Start of Data provided

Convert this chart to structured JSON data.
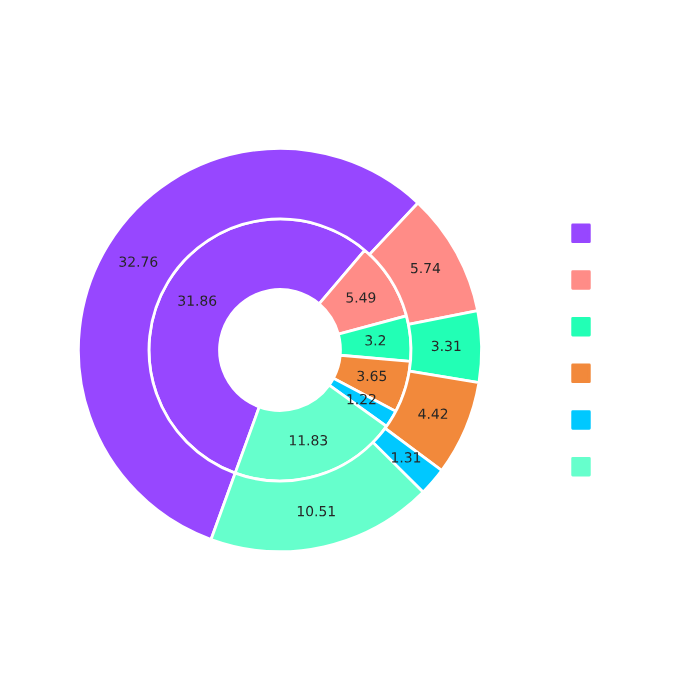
{
  "chart_data": {
    "type": "donut",
    "categories": [
      null,
      null,
      null,
      null,
      null,
      null
    ],
    "colors": [
      "#9747ff",
      "#ff8c87",
      "#22ffb5",
      "#f2893b",
      "#00c8ff",
      "#66ffcc"
    ],
    "series": [
      {
        "values": [
          31.86,
          5.49,
          3.2,
          3.65,
          1.22,
          11.83
        ]
      },
      {
        "values": [
          32.76,
          5.74,
          3.31,
          4.42,
          1.31,
          10.51
        ]
      }
    ],
    "data_labels": true
  }
}
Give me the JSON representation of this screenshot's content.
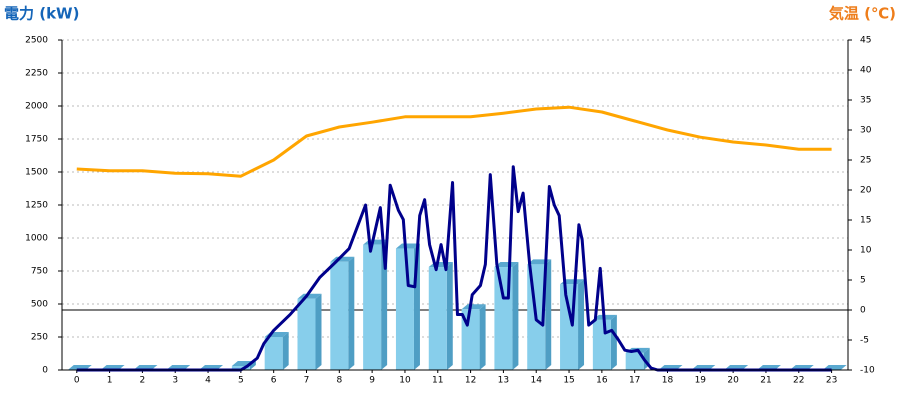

End of Data provided

Brief
Transcribe the material as is, with images omitted.

Result below
Convert this chart to structured JSON data.
{
  "chart_data": {
    "type": "donut",
    "categories": [
      null,
      null,
      null,
      null,
      null,
      null
    ],
    "colors": [
      "#9747ff",
      "#ff8c87",
      "#22ffb5",
      "#f2893b",
      "#00c8ff",
      "#66ffcc"
    ],
    "series": [
      {
        "values": [
          31.86,
          5.49,
          3.2,
          3.65,
          1.22,
          11.83
        ]
      },
      {
        "values": [
          32.76,
          5.74,
          3.31,
          4.42,
          1.31,
          10.51
        ]
      }
    ],
    "data_labels": true
  }
}
Give me the JSON representation of this screenshot's content.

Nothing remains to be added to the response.